= TASK PROMPT =
Repeat, exactly and completely, the entries shown underneath.
** Begin DATA FOR THE TASK **
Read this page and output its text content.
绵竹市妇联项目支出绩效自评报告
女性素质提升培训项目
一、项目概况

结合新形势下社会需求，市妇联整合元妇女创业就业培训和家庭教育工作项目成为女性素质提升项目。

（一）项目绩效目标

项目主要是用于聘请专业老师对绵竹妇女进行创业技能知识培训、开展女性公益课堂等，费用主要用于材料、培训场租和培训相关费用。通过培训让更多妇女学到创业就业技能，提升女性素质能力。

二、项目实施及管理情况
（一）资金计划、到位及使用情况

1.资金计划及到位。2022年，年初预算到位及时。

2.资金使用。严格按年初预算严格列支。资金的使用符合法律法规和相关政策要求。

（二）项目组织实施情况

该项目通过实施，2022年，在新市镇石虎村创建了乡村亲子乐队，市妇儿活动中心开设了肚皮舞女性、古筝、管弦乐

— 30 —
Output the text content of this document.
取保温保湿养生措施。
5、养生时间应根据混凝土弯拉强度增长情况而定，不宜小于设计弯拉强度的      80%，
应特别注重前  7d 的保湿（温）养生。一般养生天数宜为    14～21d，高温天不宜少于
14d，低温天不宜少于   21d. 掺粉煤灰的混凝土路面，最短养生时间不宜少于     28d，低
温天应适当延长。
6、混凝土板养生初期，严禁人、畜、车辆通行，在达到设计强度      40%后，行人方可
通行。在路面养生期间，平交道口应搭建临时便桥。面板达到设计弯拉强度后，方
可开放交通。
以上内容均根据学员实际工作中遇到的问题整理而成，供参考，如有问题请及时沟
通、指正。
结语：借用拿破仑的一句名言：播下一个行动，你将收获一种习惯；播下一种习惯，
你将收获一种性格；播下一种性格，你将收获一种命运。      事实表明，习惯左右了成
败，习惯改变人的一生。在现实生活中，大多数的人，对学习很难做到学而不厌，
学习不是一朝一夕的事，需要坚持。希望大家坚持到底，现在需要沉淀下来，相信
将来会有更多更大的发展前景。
** End DATA FOR THE TASK **
= TASK RESPONSE =
Read this page and output its text content.
绵竹市妇联项目支出绩效自评报告
女性素质提升培训项目
一、项目概况

结合新形势下社会需求，市妇联整合元妇女创业就业培训和家庭教育工作项目成为女性素质提升项目。

（一）项目绩效目标

项目主要是用于聘请专业老师对绵竹妇女进行创业技能知识培训、开展女性公益课堂等，费用主要用于材料、培训场租和培训相关费用。通过培训让更多妇女学到创业就业技能，提升女性素质能力。

二、项目实施及管理情况
（一）资金计划、到位及使用情况

1.资金计划及到位。2022年，年初预算到位及时。

2.资金使用。严格按年初预算严格列支。资金的使用符合法律法规和相关政策要求。

（二）项目组织实施情况

该项目通过实施，2022年，在新市镇石虎村创建了乡村亲子乐队，市妇儿活动中心开设了肚皮舞女性、古筝、管弦乐

— 30 —
Output the text content of this document.
取保温保湿养生措施。
5、养生时间应根据混凝土弯拉强度增长情况而定，不宜小于设计弯拉强度的      80%，
应特别注重前  7d 的保湿（温）养生。一般养生天数宜为    14～21d，高温天不宜少于
14d，低温天不宜少于   21d. 掺粉煤灰的混凝土路面，最短养生时间不宜少于     28d，低
温天应适当延长。
6、混凝土板养生初期，严禁人、畜、车辆通行，在达到设计强度      40%后，行人方可
通行。在路面养生期间，平交道口应搭建临时便桥。面板达到设计弯拉强度后，方
可开放交通。
以上内容均根据学员实际工作中遇到的问题整理而成，供参考，如有问题请及时沟
通、指正。
结语：借用拿破仑的一句名言：播下一个行动，你将收获一种习惯；播下一种习惯，
你将收获一种性格；播下一种性格，你将收获一种命运。      事实表明，习惯左右了成
败，习惯改变人的一生。在现实生活中，大多数的人，对学习很难做到学而不厌，
学习不是一朝一夕的事，需要坚持。希望大家坚持到底，现在需要沉淀下来，相信
将来会有更多更大的发展前景。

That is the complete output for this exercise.